Records to use:
..............................

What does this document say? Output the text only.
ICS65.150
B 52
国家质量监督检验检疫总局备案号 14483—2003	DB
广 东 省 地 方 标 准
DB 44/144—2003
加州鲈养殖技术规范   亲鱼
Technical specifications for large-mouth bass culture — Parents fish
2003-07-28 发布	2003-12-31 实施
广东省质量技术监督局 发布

..............................

Written exercise:
Generate an exact reproduction of all entries.

Expected answer:
What does this document say? Output the text only.
ICS65.150
B 52
国家质量监督检验检疫总局备案号 14483—2003	DB
广 东 省 地 方 标 准
DB 44/144—2003
加州鲈养殖技术规范   亲鱼
Technical specifications for large-mouth bass culture — Parents fish
2003-07-28 发布	2003-12-31 实施
广东省质量技术监督局 发布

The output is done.